:: AIM ::
Each line of the material below should be reproduced exactly.

[Items from a figure collection]

BEGIN

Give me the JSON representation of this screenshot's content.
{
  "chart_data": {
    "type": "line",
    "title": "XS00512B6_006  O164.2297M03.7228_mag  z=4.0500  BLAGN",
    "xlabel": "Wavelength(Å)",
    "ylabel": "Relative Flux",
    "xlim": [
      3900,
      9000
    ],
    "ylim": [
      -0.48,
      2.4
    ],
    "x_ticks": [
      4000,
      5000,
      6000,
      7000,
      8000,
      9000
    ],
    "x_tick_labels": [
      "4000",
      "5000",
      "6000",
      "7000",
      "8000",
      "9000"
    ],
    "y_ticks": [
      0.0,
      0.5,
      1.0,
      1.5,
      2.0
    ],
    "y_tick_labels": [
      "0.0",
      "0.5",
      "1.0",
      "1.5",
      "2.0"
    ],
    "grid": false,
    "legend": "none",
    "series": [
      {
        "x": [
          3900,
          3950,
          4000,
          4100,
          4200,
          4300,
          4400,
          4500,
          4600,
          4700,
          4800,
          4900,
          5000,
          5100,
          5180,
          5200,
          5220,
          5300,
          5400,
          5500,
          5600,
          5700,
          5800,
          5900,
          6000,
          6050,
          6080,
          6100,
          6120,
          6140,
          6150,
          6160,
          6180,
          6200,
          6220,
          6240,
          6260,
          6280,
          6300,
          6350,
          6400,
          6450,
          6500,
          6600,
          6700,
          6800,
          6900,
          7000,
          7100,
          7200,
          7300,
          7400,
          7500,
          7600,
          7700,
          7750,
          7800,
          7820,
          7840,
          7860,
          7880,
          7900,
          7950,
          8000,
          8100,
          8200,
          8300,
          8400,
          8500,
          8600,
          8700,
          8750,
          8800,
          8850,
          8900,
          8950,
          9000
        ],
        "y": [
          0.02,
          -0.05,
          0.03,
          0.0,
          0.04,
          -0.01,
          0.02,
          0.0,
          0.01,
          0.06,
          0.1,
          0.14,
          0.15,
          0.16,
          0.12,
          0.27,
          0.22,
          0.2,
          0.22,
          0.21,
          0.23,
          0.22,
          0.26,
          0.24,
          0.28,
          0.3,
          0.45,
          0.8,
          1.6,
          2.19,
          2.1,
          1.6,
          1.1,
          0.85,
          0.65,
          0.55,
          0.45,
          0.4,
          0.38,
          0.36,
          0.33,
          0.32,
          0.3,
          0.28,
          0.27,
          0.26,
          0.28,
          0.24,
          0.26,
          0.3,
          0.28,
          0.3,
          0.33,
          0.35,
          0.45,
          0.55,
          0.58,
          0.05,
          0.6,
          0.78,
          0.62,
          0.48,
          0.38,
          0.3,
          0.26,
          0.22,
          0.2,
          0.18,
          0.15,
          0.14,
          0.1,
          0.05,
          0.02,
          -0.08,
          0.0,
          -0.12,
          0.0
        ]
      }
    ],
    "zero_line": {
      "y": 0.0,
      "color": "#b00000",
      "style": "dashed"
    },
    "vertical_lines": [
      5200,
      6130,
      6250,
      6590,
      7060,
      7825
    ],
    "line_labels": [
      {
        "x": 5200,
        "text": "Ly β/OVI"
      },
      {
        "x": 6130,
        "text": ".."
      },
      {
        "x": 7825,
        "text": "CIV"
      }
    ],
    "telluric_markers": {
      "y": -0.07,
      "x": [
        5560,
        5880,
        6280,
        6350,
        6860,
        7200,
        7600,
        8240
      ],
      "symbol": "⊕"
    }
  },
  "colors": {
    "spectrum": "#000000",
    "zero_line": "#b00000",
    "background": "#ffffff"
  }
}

END

:: ANSWER ::
Give me the JSON representation of this screenshot's content.
{
  "chart_data": {
    "type": "line",
    "title": "XS00512B6_006  O164.2297M03.7228_mag  z=4.0500  BLAGN",
    "xlabel": "Wavelength(Å)",
    "ylabel": "Relative Flux",
    "xlim": [
      3900,
      9000
    ],
    "ylim": [
      -0.48,
      2.4
    ],
    "x_ticks": [
      4000,
      5000,
      6000,
      7000,
      8000,
      9000
    ],
    "x_tick_labels": [
      "4000",
      "5000",
      "6000",
      "7000",
      "8000",
      "9000"
    ],
    "y_ticks": [
      0.0,
      0.5,
      1.0,
      1.5,
      2.0
    ],
    "y_tick_labels": [
      "0.0",
      "0.5",
      "1.0",
      "1.5",
      "2.0"
    ],
    "grid": false,
    "legend": "none",
    "series": [
      {
        "x": [
          3900,
          3950,
          4000,
          4100,
          4200,
          4300,
          4400,
          4500,
          4600,
          4700,
          4800,
          4900,
          5000,
          5100,
          5180,
          5200,
          5220,
          5300,
          5400,
          5500,
          5600,
          5700,
          5800,
          5900,
          6000,
          6050,
          6080,
          6100,
          6120,
          6140,
          6150,
          6160,
          6180,
          6200,
          6220,
          6240,
          6260,
          6280,
          6300,
          6350,
          6400,
          6450,
          6500,
          6600,
          6700,
          6800,
          6900,
          7000,
          7100,
          7200,
          7300,
          7400,
          7500,
          7600,
          7700,
          7750,
          7800,
          7820,
          7840,
          7860,
          7880,
          7900,
          7950,
          8000,
          8100,
          8200,
          8300,
          8400,
          8500,
          8600,
          8700,
          8750,
          8800,
          8850,
          8900,
          8950,
          9000
        ],
        "y": [
          0.02,
          -0.05,
          0.03,
          0.0,
          0.04,
          -0.01,
          0.02,
          0.0,
          0.01,
          0.06,
          0.1,
          0.14,
          0.15,
          0.16,
          0.12,
          0.27,
          0.22,
          0.2,
          0.22,
          0.21,
          0.23,
          0.22,
          0.26,
          0.24,
          0.28,
          0.3,
          0.45,
          0.8,
          1.6,
          2.19,
          2.1,
          1.6,
          1.1,
          0.85,
          0.65,
          0.55,
          0.45,
          0.4,
          0.38,
          0.36,
          0.33,
          0.32,
          0.3,
          0.28,
          0.27,
          0.26,
          0.28,
          0.24,
          0.26,
          0.3,
          0.28,
          0.3,
          0.33,
          0.35,
          0.45,
          0.55,
          0.58,
          0.05,
          0.6,
          0.78,
          0.62,
          0.48,
          0.38,
          0.3,
          0.26,
          0.22,
          0.2,
          0.18,
          0.15,
          0.14,
          0.1,
          0.05,
          0.02,
          -0.08,
          0.0,
          -0.12,
          0.0
        ]
      }
    ],
    "zero_line": {
      "y": 0.0,
      "color": "#b00000",
      "style": "dashed"
    },
    "vertical_lines": [
      5200,
      6130,
      6250,
      6590,
      7060,
      7825
    ],
    "line_labels": [
      {
        "x": 5200,
        "text": "Ly β/OVI"
      },
      {
        "x": 6130,
        "text": ".."
      },
      {
        "x": 7825,
        "text": "CIV"
      }
    ],
    "telluric_markers": {
      "y": -0.07,
      "x": [
        5560,
        5880,
        6280,
        6350,
        6860,
        7200,
        7600,
        8240
      ],
      "symbol": "⊕"
    }
  },
  "colors": {
    "spectrum": "#000000",
    "zero_line": "#b00000",
    "background": "#ffffff"
  }
}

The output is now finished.